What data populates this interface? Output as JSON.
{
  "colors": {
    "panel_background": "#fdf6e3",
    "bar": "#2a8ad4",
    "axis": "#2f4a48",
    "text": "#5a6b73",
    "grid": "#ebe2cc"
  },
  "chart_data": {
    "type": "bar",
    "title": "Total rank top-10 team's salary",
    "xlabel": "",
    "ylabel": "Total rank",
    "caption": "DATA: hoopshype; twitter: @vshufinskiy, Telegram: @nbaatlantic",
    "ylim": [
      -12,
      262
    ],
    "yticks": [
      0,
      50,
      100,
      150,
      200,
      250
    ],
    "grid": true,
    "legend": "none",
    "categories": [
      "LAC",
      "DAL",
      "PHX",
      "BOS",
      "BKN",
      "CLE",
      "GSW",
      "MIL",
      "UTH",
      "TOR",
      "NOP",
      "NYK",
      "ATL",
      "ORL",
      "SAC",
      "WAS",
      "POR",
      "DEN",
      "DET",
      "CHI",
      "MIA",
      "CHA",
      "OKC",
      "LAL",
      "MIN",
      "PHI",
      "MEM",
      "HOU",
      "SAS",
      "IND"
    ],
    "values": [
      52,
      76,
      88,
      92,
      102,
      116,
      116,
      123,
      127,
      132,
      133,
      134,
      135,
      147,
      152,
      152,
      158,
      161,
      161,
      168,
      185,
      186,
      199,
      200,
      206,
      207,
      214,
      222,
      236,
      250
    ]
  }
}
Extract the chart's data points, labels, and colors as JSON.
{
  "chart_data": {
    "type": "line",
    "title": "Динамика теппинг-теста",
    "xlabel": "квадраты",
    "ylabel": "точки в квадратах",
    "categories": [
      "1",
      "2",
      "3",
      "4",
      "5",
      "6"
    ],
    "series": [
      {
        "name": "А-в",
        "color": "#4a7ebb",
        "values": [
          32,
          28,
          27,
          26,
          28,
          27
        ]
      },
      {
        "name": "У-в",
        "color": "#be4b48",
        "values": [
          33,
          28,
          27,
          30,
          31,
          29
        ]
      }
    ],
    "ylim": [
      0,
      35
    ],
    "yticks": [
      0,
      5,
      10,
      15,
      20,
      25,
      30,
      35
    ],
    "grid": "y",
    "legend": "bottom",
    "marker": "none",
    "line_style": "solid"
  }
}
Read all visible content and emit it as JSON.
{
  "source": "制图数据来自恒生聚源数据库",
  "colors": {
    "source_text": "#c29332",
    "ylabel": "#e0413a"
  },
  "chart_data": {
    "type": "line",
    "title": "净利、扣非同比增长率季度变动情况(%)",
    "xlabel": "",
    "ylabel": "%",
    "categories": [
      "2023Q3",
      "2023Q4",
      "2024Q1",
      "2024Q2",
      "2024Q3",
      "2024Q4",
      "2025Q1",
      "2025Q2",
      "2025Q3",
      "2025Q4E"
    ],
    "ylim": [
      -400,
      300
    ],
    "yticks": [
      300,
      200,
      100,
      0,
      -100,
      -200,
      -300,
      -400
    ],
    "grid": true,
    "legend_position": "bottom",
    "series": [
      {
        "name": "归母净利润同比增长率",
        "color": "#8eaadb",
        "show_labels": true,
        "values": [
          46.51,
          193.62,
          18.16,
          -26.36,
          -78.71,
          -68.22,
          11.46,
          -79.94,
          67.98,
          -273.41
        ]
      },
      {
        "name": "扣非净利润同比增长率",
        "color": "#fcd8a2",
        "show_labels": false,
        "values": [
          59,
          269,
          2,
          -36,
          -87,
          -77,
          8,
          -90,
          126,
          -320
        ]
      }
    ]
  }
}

§ **TASK GOAL**:
Find the string "ylabel" in the records, then copy each line where it occurs.

§ **WORKED ANSWER**:
    "ylabel": "Total rank",
    "ylabel": "точки в квадратах",
    "ylabel": "#e0413a"
    "ylabel": "%",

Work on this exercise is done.